* [Task to carry out] Without the images, write out the whole listing exactly.

— start Provided information —

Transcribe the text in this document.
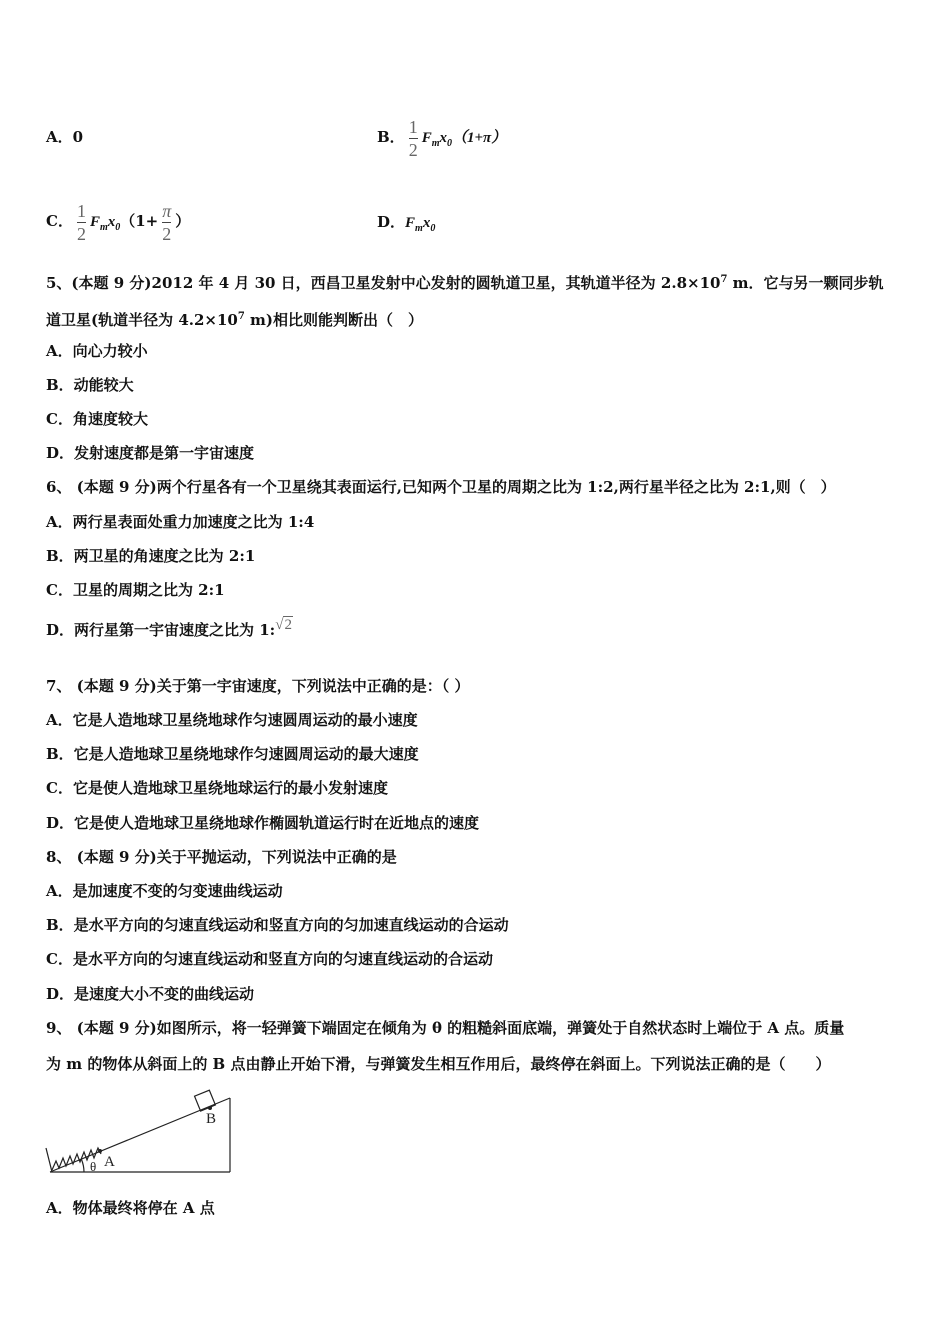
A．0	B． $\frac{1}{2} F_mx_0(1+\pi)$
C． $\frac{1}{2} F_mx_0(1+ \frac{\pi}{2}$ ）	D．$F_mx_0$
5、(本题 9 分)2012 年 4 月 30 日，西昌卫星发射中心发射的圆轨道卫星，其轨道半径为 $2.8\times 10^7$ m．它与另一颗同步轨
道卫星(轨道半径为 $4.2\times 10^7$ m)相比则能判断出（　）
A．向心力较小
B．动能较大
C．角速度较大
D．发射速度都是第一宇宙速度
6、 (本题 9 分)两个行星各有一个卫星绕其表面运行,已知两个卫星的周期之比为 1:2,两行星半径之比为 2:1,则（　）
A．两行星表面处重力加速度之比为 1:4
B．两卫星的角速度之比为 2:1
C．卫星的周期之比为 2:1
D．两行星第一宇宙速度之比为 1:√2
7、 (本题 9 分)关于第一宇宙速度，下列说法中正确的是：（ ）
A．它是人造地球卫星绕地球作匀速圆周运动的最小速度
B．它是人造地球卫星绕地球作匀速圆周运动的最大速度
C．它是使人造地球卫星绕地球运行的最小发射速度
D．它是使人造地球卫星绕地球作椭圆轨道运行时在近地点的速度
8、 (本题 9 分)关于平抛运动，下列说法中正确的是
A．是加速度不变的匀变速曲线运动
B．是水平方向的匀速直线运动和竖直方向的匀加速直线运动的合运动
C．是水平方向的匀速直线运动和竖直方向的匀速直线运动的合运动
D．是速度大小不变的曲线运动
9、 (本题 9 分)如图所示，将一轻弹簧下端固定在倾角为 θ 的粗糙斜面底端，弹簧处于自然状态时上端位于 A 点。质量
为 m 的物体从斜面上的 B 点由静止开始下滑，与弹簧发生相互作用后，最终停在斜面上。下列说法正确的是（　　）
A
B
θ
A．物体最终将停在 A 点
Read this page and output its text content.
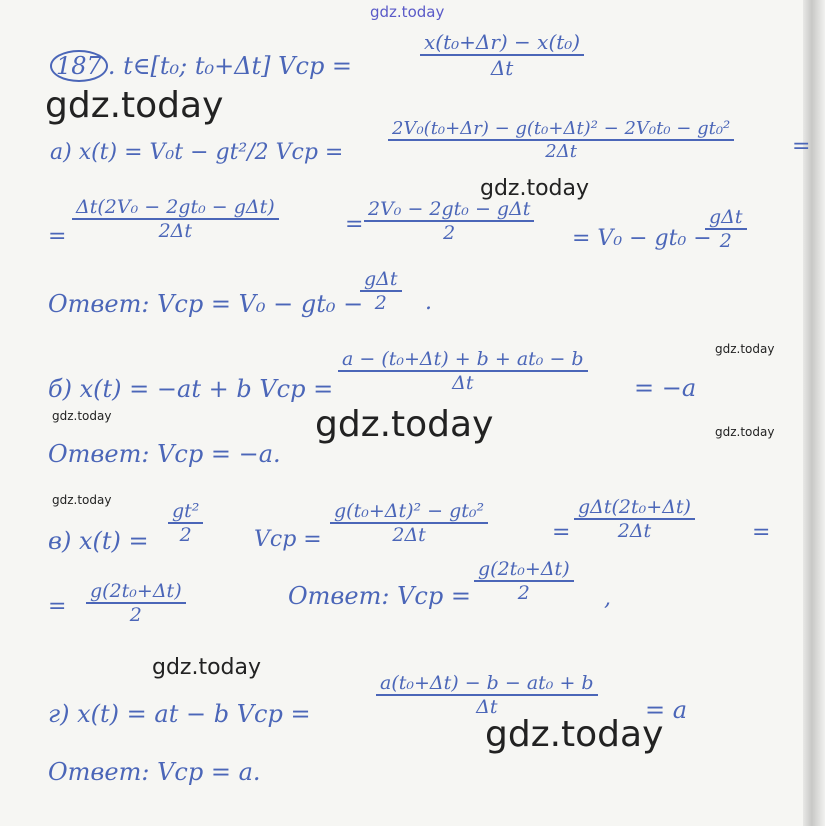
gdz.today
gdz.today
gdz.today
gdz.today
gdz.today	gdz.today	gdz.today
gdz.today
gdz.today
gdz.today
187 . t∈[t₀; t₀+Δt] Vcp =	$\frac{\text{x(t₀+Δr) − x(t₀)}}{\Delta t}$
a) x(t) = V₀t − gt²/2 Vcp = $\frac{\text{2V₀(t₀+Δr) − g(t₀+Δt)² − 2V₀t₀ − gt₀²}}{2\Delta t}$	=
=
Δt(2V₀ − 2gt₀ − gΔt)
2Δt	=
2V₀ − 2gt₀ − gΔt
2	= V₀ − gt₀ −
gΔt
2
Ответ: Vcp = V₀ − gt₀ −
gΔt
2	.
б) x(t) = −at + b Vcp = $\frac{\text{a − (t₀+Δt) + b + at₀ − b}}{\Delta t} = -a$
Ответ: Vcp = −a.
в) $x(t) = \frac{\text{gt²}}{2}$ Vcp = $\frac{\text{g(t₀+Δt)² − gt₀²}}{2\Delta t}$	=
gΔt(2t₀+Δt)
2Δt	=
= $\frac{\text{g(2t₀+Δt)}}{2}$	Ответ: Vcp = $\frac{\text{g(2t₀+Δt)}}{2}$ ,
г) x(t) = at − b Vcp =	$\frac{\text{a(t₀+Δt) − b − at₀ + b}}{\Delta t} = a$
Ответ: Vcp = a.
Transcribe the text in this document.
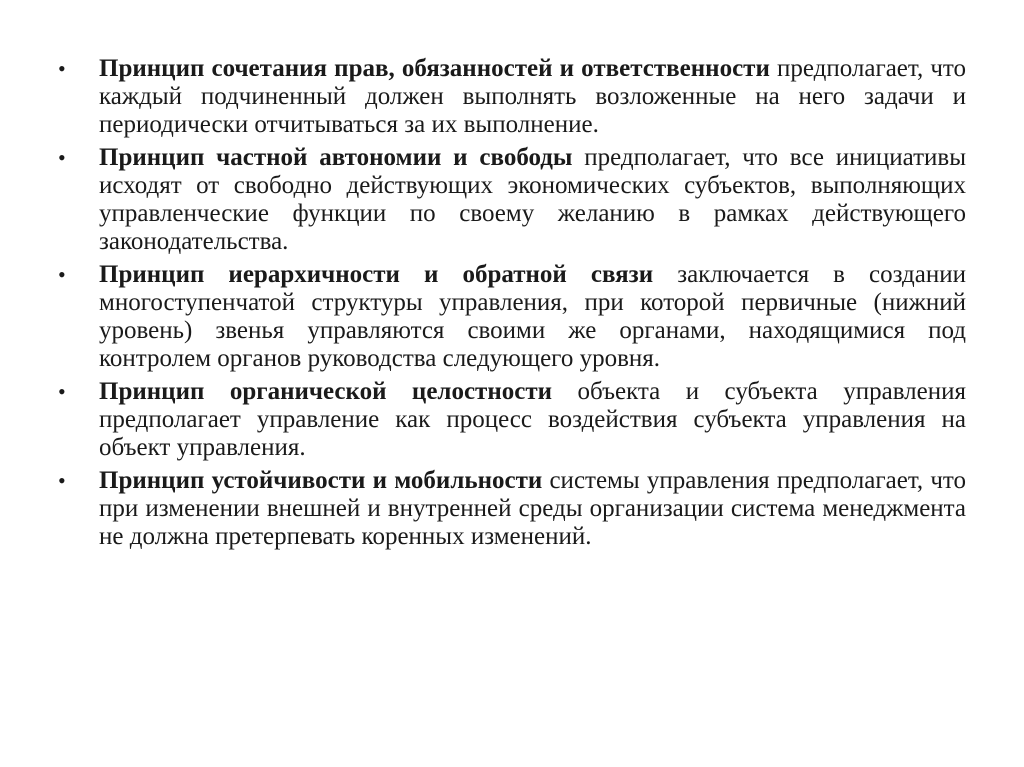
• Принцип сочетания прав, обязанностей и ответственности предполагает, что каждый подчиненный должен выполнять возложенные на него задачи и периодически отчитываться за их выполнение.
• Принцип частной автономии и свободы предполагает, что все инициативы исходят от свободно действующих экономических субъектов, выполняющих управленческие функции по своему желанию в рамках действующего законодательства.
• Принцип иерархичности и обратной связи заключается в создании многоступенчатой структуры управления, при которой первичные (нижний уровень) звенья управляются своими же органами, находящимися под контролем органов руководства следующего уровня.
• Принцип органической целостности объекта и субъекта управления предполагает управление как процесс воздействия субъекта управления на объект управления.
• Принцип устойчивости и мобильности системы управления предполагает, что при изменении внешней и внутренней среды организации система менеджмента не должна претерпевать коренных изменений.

— end Provided information —

* [Result of this task]
Transcribe the text in this document.
A．0	B． $\frac{1}{2} F_mx_0(1+\pi)$
C． $\frac{1}{2} F_mx_0(1+ \frac{\pi}{2}$ ）	D．$F_mx_0$
5、(本题 9 分)2012 年 4 月 30 日，西昌卫星发射中心发射的圆轨道卫星，其轨道半径为 $2.8\times 10^7$ m．它与另一颗同步轨
道卫星(轨道半径为 $4.2\times 10^7$ m)相比则能判断出（　）
A．向心力较小
B．动能较大
C．角速度较大
D．发射速度都是第一宇宙速度
6、 (本题 9 分)两个行星各有一个卫星绕其表面运行,已知两个卫星的周期之比为 1:2,两行星半径之比为 2:1,则（　）
A．两行星表面处重力加速度之比为 1:4
B．两卫星的角速度之比为 2:1
C．卫星的周期之比为 2:1
D．两行星第一宇宙速度之比为 1:√2
7、 (本题 9 分)关于第一宇宙速度，下列说法中正确的是：（ ）
A．它是人造地球卫星绕地球作匀速圆周运动的最小速度
B．它是人造地球卫星绕地球作匀速圆周运动的最大速度
C．它是使人造地球卫星绕地球运行的最小发射速度
D．它是使人造地球卫星绕地球作椭圆轨道运行时在近地点的速度
8、 (本题 9 分)关于平抛运动，下列说法中正确的是
A．是加速度不变的匀变速曲线运动
B．是水平方向的匀速直线运动和竖直方向的匀加速直线运动的合运动
C．是水平方向的匀速直线运动和竖直方向的匀速直线运动的合运动
D．是速度大小不变的曲线运动
9、 (本题 9 分)如图所示，将一轻弹簧下端固定在倾角为 θ 的粗糙斜面底端，弹簧处于自然状态时上端位于 A 点。质量
为 m 的物体从斜面上的 B 点由静止开始下滑，与弹簧发生相互作用后，最终停在斜面上。下列说法正确的是（　　）
A
B
θ
A．物体最终将停在 A 点
Read this page and output its text content.
gdz.today
gdz.today
gdz.today
gdz.today
gdz.today	gdz.today	gdz.today
gdz.today
gdz.today
gdz.today
187 . t∈[t₀; t₀+Δt] Vcp =	$\frac{\text{x(t₀+Δr) − x(t₀)}}{\Delta t}$
a) x(t) = V₀t − gt²/2 Vcp = $\frac{\text{2V₀(t₀+Δr) − g(t₀+Δt)² − 2V₀t₀ − gt₀²}}{2\Delta t}$	=
=
Δt(2V₀ − 2gt₀ − gΔt)
2Δt	=
2V₀ − 2gt₀ − gΔt
2	= V₀ − gt₀ −
gΔt
2
Ответ: Vcp = V₀ − gt₀ −
gΔt
2	.
б) x(t) = −at + b Vcp = $\frac{\text{a − (t₀+Δt) + b + at₀ − b}}{\Delta t} = -a$
Ответ: Vcp = −a.
в) $x(t) = \frac{\text{gt²}}{2}$ Vcp = $\frac{\text{g(t₀+Δt)² − gt₀²}}{2\Delta t}$	=
gΔt(2t₀+Δt)
2Δt	=
= $\frac{\text{g(2t₀+Δt)}}{2}$	Ответ: Vcp = $\frac{\text{g(2t₀+Δt)}}{2}$ ,
г) x(t) = at − b Vcp =	$\frac{\text{a(t₀+Δt) − b − at₀ + b}}{\Delta t} = a$
Ответ: Vcp = a.
Transcribe the text in this document.
• Принцип сочетания прав, обязанностей и ответственности предполагает, что каждый подчиненный должен выполнять возложенные на него задачи и периодически отчитываться за их выполнение.
• Принцип частной автономии и свободы предполагает, что все инициативы исходят от свободно действующих экономических субъектов, выполняющих управленческие функции по своему желанию в рамках действующего законодательства.
• Принцип иерархичности и обратной связи заключается в создании многоступенчатой структуры управления, при которой первичные (нижний уровень) звенья управляются своими же органами, находящимися под контролем органов руководства следующего уровня.
• Принцип органической целостности объекта и субъекта управления предполагает управление как процесс воздействия субъекта управления на объект управления.
• Принцип устойчивости и мобильности системы управления предполагает, что при изменении внешней и внутренней среды организации система менеджмента не должна претерпевать коренных изменений.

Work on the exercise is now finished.